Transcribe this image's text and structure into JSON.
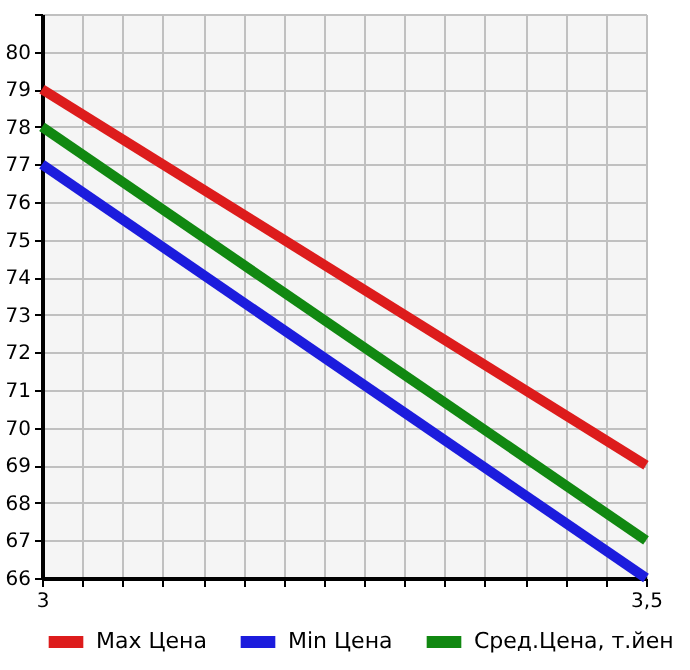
{
  "chart_data": {
    "type": "line",
    "x": [
      3,
      3.5
    ],
    "series": [
      {
        "name": "Max Цена",
        "color": "#dd1c1c",
        "values": [
          79,
          69
        ]
      },
      {
        "name": "Min Цена",
        "color": "#1c1cdd",
        "values": [
          77,
          66
        ]
      },
      {
        "name": "Сред.Цена, т.йен",
        "color": "#118811",
        "values": [
          78,
          67
        ]
      }
    ],
    "xlim": [
      3,
      3.5
    ],
    "xticks": [
      3,
      {
        "value": 3.0333,
        "label": null
      },
      {
        "value": 3.0667,
        "label": null
      },
      {
        "value": 3.1,
        "label": null
      },
      {
        "value": 3.1333,
        "label": null
      },
      {
        "value": 3.1667,
        "label": null
      },
      {
        "value": 3.2,
        "label": null
      },
      {
        "value": 3.2333,
        "label": null
      },
      {
        "value": 3.2667,
        "label": null
      },
      {
        "value": 3.3,
        "label": null
      },
      {
        "value": 3.3333,
        "label": null
      },
      {
        "value": 3.3667,
        "label": null
      },
      {
        "value": 3.4,
        "label": null
      },
      {
        "value": 3.4333,
        "label": null
      },
      {
        "value": 3.4667,
        "label": null
      },
      {
        "value": 3.5,
        "label": "3,5"
      }
    ],
    "ylim": [
      66,
      81
    ],
    "yticks": [
      66,
      67,
      68,
      69,
      70,
      71,
      72,
      73,
      74,
      75,
      76,
      77,
      78,
      79,
      80,
      {
        "value": 81,
        "label": null
      }
    ],
    "grid": true,
    "legend": "bottom",
    "marker": "none",
    "line_style": "solid"
  }
}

-- Objective --
From the data above, gather every line that includes the word "Цена".

-- Expected answer --
        "name": "Max Цена",
        "name": "Min Цена",
        "name": "Сред.Цена, т.йен",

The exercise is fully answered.